Stored entries:
________________________________________

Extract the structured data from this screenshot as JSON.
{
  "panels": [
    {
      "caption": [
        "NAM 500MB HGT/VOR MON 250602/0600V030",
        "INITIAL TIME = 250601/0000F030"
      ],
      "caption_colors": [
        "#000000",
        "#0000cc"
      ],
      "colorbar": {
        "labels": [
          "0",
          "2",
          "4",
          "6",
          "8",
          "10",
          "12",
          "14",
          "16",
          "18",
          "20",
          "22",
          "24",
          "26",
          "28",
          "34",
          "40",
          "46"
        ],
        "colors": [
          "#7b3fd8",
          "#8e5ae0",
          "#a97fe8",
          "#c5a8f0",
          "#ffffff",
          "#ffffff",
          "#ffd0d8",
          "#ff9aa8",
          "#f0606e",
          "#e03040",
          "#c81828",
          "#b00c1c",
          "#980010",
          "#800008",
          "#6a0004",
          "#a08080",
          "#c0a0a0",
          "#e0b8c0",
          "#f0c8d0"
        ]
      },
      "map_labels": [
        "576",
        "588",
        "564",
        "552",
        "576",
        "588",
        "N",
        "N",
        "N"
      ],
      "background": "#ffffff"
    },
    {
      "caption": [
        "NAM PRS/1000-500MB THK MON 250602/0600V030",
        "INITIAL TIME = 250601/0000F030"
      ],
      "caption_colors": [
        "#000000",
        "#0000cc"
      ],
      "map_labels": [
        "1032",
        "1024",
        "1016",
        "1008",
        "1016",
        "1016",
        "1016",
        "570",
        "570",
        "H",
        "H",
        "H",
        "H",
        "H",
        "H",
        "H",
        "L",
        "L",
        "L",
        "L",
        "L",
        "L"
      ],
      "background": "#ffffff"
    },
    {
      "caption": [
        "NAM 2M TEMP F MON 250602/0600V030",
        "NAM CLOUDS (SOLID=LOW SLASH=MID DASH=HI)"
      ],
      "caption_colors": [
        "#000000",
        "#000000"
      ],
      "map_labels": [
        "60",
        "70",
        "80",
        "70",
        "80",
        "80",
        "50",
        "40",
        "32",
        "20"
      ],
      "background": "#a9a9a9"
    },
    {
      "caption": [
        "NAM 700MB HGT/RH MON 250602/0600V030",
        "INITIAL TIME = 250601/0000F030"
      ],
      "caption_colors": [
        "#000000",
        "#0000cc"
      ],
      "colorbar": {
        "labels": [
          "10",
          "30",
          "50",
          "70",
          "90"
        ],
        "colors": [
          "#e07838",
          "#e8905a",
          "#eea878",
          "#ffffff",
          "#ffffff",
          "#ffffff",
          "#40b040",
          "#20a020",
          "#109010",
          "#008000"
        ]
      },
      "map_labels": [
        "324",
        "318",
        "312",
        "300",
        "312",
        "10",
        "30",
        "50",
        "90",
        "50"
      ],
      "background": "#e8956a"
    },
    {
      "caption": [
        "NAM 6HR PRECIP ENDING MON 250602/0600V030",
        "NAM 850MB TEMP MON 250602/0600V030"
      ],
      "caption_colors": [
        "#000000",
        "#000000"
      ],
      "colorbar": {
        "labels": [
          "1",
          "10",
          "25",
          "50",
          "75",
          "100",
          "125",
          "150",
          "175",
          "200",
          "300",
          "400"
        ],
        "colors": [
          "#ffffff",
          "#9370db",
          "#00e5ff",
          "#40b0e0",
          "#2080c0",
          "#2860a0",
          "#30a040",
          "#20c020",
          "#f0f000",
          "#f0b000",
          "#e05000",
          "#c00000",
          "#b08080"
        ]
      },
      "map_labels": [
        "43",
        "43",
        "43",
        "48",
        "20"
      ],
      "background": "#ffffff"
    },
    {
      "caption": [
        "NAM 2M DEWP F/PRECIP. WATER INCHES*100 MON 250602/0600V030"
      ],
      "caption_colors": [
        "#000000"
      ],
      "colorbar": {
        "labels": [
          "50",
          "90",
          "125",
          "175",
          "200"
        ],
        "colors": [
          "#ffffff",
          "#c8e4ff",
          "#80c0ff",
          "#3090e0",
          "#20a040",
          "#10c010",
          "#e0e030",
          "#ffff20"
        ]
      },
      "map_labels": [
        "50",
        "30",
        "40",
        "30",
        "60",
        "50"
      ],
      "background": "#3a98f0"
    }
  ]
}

________________________________________

_Task to carry out_
Reproduce each line of the material above precisely.

_Result for this task_
Extract the structured data from this screenshot as JSON.
{
  "panels": [
    {
      "caption": [
        "NAM 500MB HGT/VOR MON 250602/0600V030",
        "INITIAL TIME = 250601/0000F030"
      ],
      "caption_colors": [
        "#000000",
        "#0000cc"
      ],
      "colorbar": {
        "labels": [
          "0",
          "2",
          "4",
          "6",
          "8",
          "10",
          "12",
          "14",
          "16",
          "18",
          "20",
          "22",
          "24",
          "26",
          "28",
          "34",
          "40",
          "46"
        ],
        "colors": [
          "#7b3fd8",
          "#8e5ae0",
          "#a97fe8",
          "#c5a8f0",
          "#ffffff",
          "#ffffff",
          "#ffd0d8",
          "#ff9aa8",
          "#f0606e",
          "#e03040",
          "#c81828",
          "#b00c1c",
          "#980010",
          "#800008",
          "#6a0004",
          "#a08080",
          "#c0a0a0",
          "#e0b8c0",
          "#f0c8d0"
        ]
      },
      "map_labels": [
        "576",
        "588",
        "564",
        "552",
        "576",
        "588",
        "N",
        "N",
        "N"
      ],
      "background": "#ffffff"
    },
    {
      "caption": [
        "NAM PRS/1000-500MB THK MON 250602/0600V030",
        "INITIAL TIME = 250601/0000F030"
      ],
      "caption_colors": [
        "#000000",
        "#0000cc"
      ],
      "map_labels": [
        "1032",
        "1024",
        "1016",
        "1008",
        "1016",
        "1016",
        "1016",
        "570",
        "570",
        "H",
        "H",
        "H",
        "H",
        "H",
        "H",
        "H",
        "L",
        "L",
        "L",
        "L",
        "L",
        "L"
      ],
      "background": "#ffffff"
    },
    {
      "caption": [
        "NAM 2M TEMP F MON 250602/0600V030",
        "NAM CLOUDS (SOLID=LOW SLASH=MID DASH=HI)"
      ],
      "caption_colors": [
        "#000000",
        "#000000"
      ],
      "map_labels": [
        "60",
        "70",
        "80",
        "70",
        "80",
        "80",
        "50",
        "40",
        "32",
        "20"
      ],
      "background": "#a9a9a9"
    },
    {
      "caption": [
        "NAM 700MB HGT/RH MON 250602/0600V030",
        "INITIAL TIME = 250601/0000F030"
      ],
      "caption_colors": [
        "#000000",
        "#0000cc"
      ],
      "colorbar": {
        "labels": [
          "10",
          "30",
          "50",
          "70",
          "90"
        ],
        "colors": [
          "#e07838",
          "#e8905a",
          "#eea878",
          "#ffffff",
          "#ffffff",
          "#ffffff",
          "#40b040",
          "#20a020",
          "#109010",
          "#008000"
        ]
      },
      "map_labels": [
        "324",
        "318",
        "312",
        "300",
        "312",
        "10",
        "30",
        "50",
        "90",
        "50"
      ],
      "background": "#e8956a"
    },
    {
      "caption": [
        "NAM 6HR PRECIP ENDING MON 250602/0600V030",
        "NAM 850MB TEMP MON 250602/0600V030"
      ],
      "caption_colors": [
        "#000000",
        "#000000"
      ],
      "colorbar": {
        "labels": [
          "1",
          "10",
          "25",
          "50",
          "75",
          "100",
          "125",
          "150",
          "175",
          "200",
          "300",
          "400"
        ],
        "colors": [
          "#ffffff",
          "#9370db",
          "#00e5ff",
          "#40b0e0",
          "#2080c0",
          "#2860a0",
          "#30a040",
          "#20c020",
          "#f0f000",
          "#f0b000",
          "#e05000",
          "#c00000",
          "#b08080"
        ]
      },
      "map_labels": [
        "43",
        "43",
        "43",
        "48",
        "20"
      ],
      "background": "#ffffff"
    },
    {
      "caption": [
        "NAM 2M DEWP F/PRECIP. WATER INCHES*100 MON 250602/0600V030"
      ],
      "caption_colors": [
        "#000000"
      ],
      "colorbar": {
        "labels": [
          "50",
          "90",
          "125",
          "175",
          "200"
        ],
        "colors": [
          "#ffffff",
          "#c8e4ff",
          "#80c0ff",
          "#3090e0",
          "#20a040",
          "#10c010",
          "#e0e030",
          "#ffff20"
        ]
      },
      "map_labels": [
        "50",
        "30",
        "40",
        "30",
        "60",
        "50"
      ],
      "background": "#3a98f0"
    }
  ]
}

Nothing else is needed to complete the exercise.